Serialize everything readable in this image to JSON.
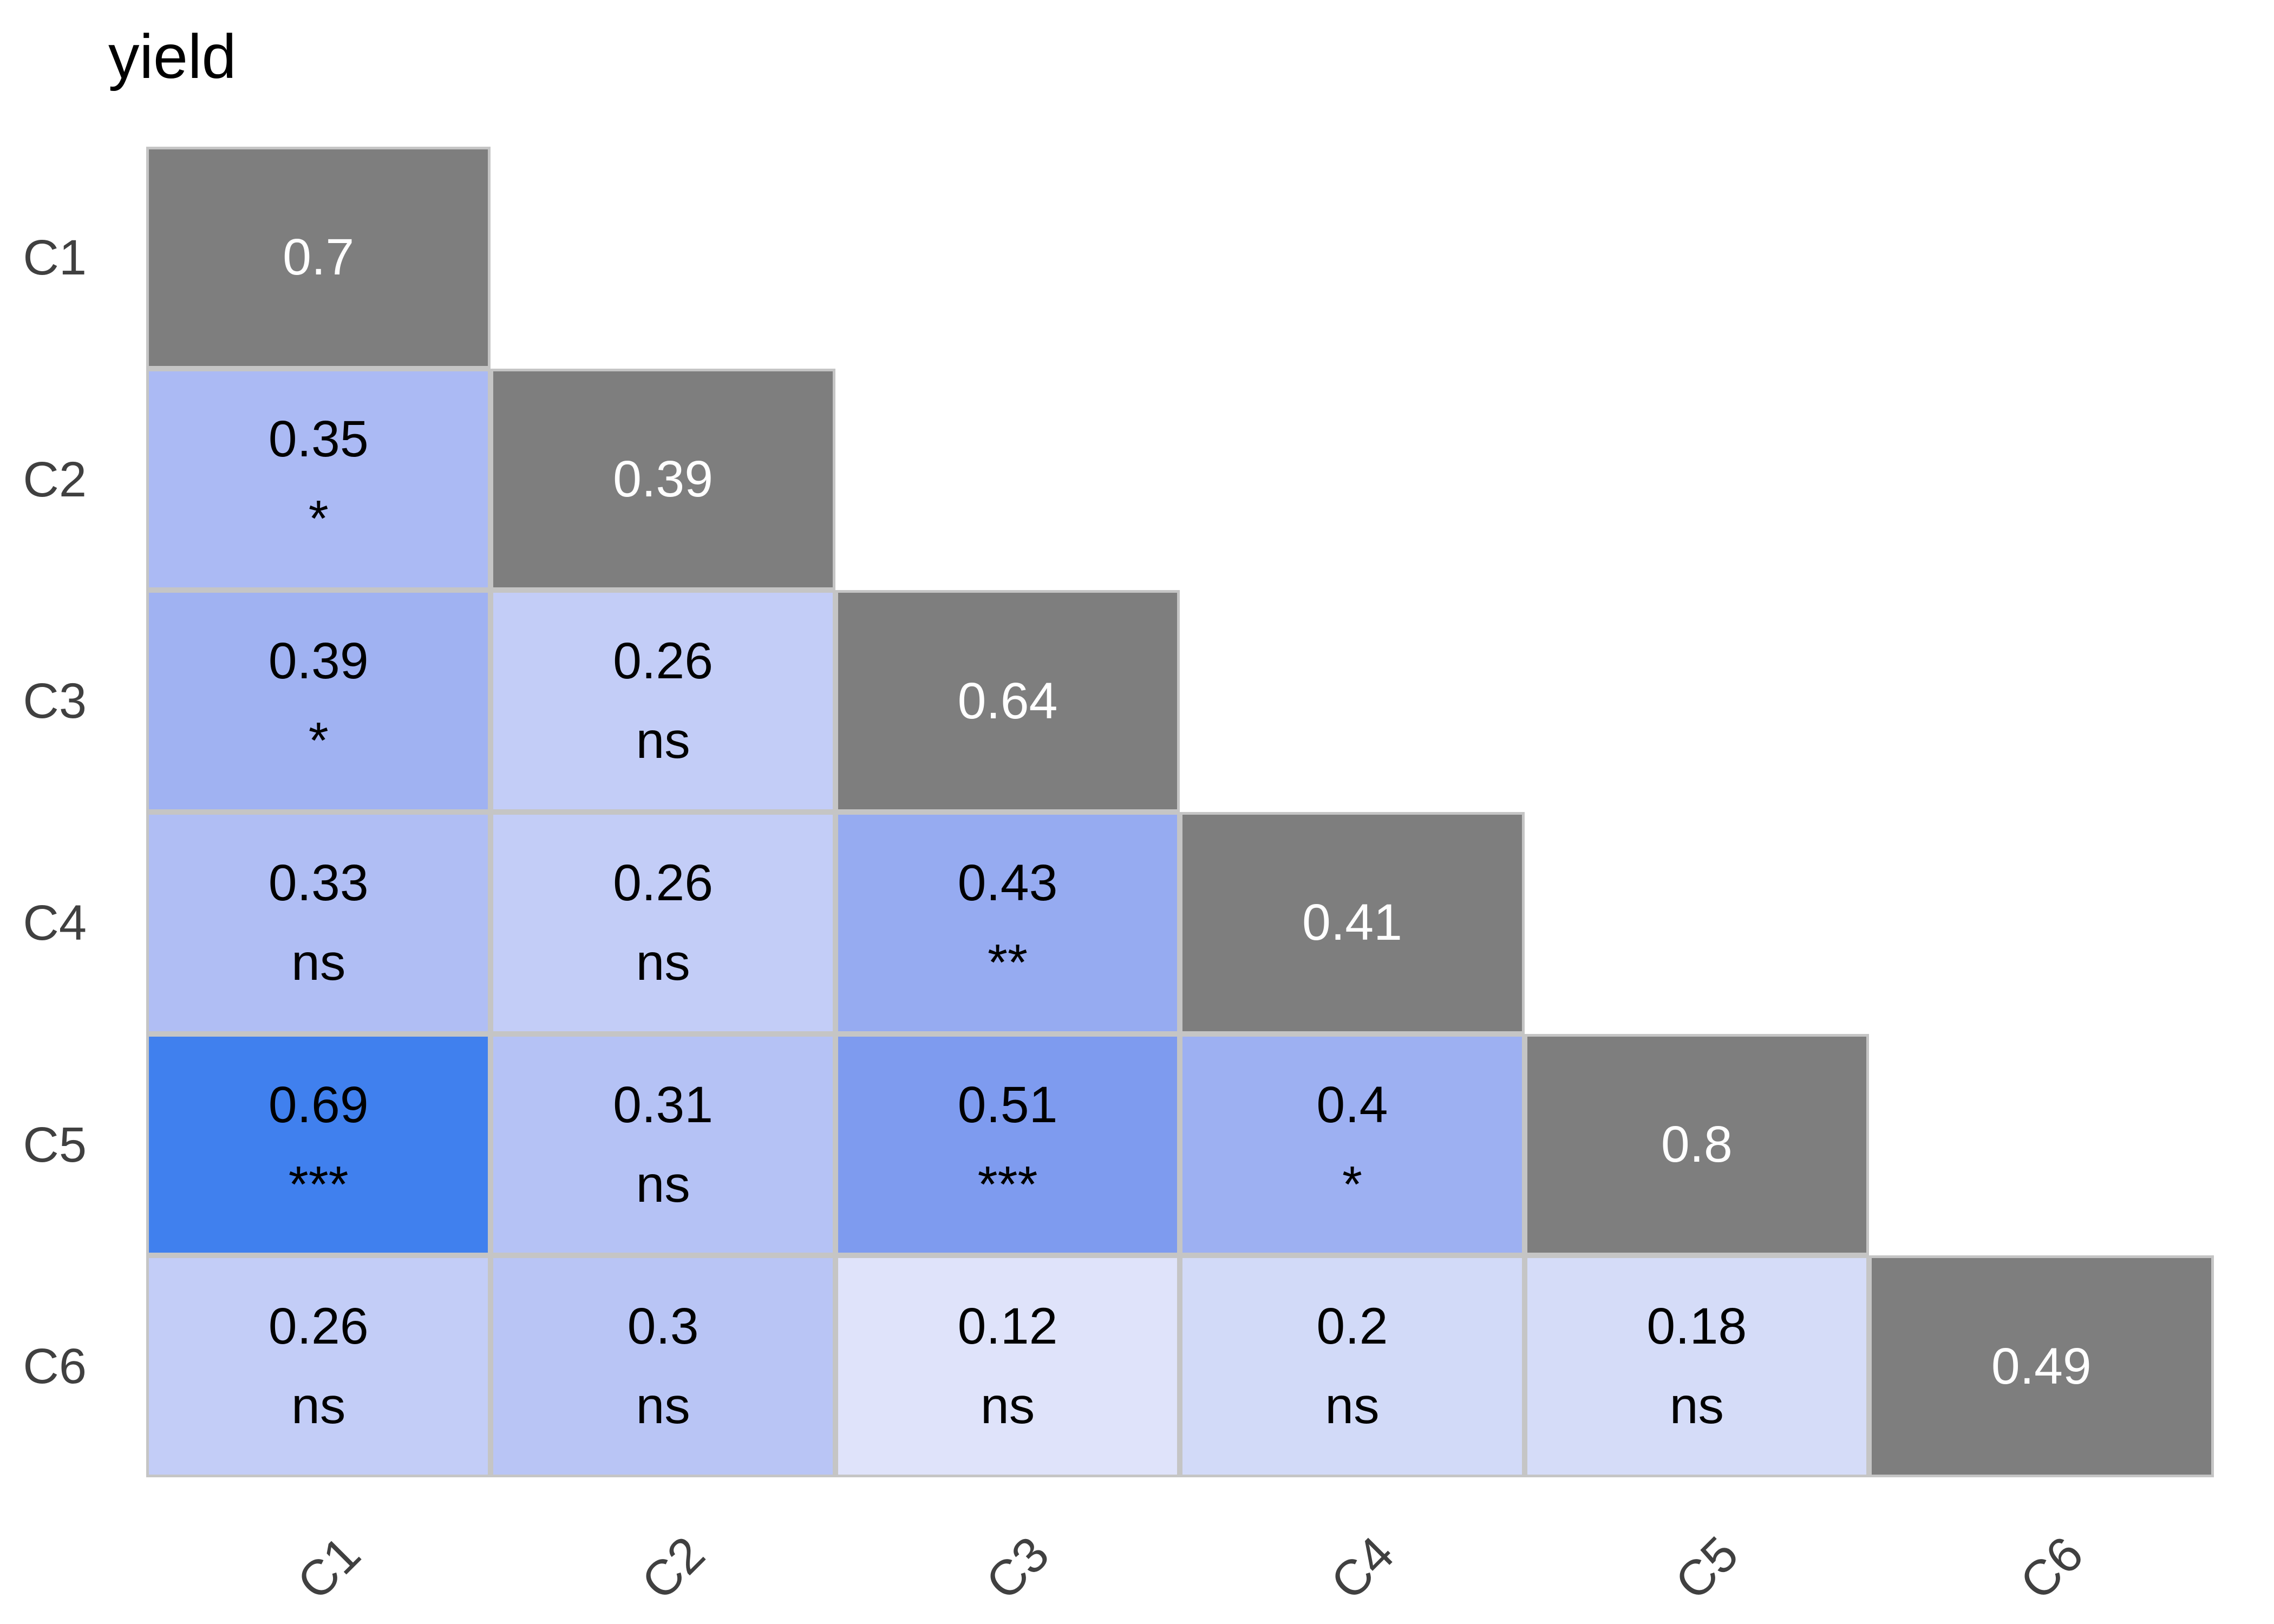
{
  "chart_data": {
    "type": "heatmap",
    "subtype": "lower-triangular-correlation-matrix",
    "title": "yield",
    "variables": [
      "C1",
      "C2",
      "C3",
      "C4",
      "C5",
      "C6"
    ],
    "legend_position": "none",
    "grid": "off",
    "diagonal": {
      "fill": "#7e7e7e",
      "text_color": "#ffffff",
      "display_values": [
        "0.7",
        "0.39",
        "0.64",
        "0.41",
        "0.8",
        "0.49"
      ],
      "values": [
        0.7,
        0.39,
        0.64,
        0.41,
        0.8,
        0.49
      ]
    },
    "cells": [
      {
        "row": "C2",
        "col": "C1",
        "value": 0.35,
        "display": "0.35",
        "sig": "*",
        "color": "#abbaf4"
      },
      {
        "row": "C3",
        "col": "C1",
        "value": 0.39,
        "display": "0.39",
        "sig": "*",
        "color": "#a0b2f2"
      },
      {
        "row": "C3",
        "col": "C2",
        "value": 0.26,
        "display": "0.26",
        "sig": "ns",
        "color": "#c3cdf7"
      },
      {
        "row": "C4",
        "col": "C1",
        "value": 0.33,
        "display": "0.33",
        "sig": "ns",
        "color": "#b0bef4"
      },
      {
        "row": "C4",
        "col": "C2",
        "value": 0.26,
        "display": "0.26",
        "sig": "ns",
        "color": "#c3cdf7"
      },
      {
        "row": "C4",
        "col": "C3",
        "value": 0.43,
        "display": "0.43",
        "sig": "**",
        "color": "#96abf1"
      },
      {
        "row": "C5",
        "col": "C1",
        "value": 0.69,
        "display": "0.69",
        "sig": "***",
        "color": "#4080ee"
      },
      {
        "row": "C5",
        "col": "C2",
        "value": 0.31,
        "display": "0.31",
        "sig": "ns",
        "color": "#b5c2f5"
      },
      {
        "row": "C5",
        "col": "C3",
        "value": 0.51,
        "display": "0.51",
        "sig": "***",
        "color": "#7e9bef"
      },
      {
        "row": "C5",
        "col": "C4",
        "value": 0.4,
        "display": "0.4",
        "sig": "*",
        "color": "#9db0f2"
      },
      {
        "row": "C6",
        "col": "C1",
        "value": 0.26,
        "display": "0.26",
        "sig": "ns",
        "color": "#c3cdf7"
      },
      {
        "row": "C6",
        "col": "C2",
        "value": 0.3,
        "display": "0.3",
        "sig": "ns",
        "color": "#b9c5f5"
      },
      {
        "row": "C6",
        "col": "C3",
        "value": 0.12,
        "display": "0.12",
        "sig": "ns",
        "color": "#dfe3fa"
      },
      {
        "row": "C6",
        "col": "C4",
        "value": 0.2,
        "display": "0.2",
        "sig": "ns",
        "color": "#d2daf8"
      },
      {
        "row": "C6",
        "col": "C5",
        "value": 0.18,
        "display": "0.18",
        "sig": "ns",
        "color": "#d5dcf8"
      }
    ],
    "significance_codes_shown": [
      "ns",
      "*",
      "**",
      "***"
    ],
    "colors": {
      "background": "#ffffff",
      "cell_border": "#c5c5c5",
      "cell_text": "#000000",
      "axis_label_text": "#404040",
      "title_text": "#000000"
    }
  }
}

*TASK BRIEF*:
Copy the material above in full and exactly, skipping pictures.

*WRITTEN SOLUTION*:
Serialize everything readable in this image to JSON.
{
  "chart_data": {
    "type": "heatmap",
    "subtype": "lower-triangular-correlation-matrix",
    "title": "yield",
    "variables": [
      "C1",
      "C2",
      "C3",
      "C4",
      "C5",
      "C6"
    ],
    "legend_position": "none",
    "grid": "off",
    "diagonal": {
      "fill": "#7e7e7e",
      "text_color": "#ffffff",
      "display_values": [
        "0.7",
        "0.39",
        "0.64",
        "0.41",
        "0.8",
        "0.49"
      ],
      "values": [
        0.7,
        0.39,
        0.64,
        0.41,
        0.8,
        0.49
      ]
    },
    "cells": [
      {
        "row": "C2",
        "col": "C1",
        "value": 0.35,
        "display": "0.35",
        "sig": "*",
        "color": "#abbaf4"
      },
      {
        "row": "C3",
        "col": "C1",
        "value": 0.39,
        "display": "0.39",
        "sig": "*",
        "color": "#a0b2f2"
      },
      {
        "row": "C3",
        "col": "C2",
        "value": 0.26,
        "display": "0.26",
        "sig": "ns",
        "color": "#c3cdf7"
      },
      {
        "row": "C4",
        "col": "C1",
        "value": 0.33,
        "display": "0.33",
        "sig": "ns",
        "color": "#b0bef4"
      },
      {
        "row": "C4",
        "col": "C2",
        "value": 0.26,
        "display": "0.26",
        "sig": "ns",
        "color": "#c3cdf7"
      },
      {
        "row": "C4",
        "col": "C3",
        "value": 0.43,
        "display": "0.43",
        "sig": "**",
        "color": "#96abf1"
      },
      {
        "row": "C5",
        "col": "C1",
        "value": 0.69,
        "display": "0.69",
        "sig": "***",
        "color": "#4080ee"
      },
      {
        "row": "C5",
        "col": "C2",
        "value": 0.31,
        "display": "0.31",
        "sig": "ns",
        "color": "#b5c2f5"
      },
      {
        "row": "C5",
        "col": "C3",
        "value": 0.51,
        "display": "0.51",
        "sig": "***",
        "color": "#7e9bef"
      },
      {
        "row": "C5",
        "col": "C4",
        "value": 0.4,
        "display": "0.4",
        "sig": "*",
        "color": "#9db0f2"
      },
      {
        "row": "C6",
        "col": "C1",
        "value": 0.26,
        "display": "0.26",
        "sig": "ns",
        "color": "#c3cdf7"
      },
      {
        "row": "C6",
        "col": "C2",
        "value": 0.3,
        "display": "0.3",
        "sig": "ns",
        "color": "#b9c5f5"
      },
      {
        "row": "C6",
        "col": "C3",
        "value": 0.12,
        "display": "0.12",
        "sig": "ns",
        "color": "#dfe3fa"
      },
      {
        "row": "C6",
        "col": "C4",
        "value": 0.2,
        "display": "0.2",
        "sig": "ns",
        "color": "#d2daf8"
      },
      {
        "row": "C6",
        "col": "C5",
        "value": 0.18,
        "display": "0.18",
        "sig": "ns",
        "color": "#d5dcf8"
      }
    ],
    "significance_codes_shown": [
      "ns",
      "*",
      "**",
      "***"
    ],
    "colors": {
      "background": "#ffffff",
      "cell_border": "#c5c5c5",
      "cell_text": "#000000",
      "axis_label_text": "#404040",
      "title_text": "#000000"
    }
  }
}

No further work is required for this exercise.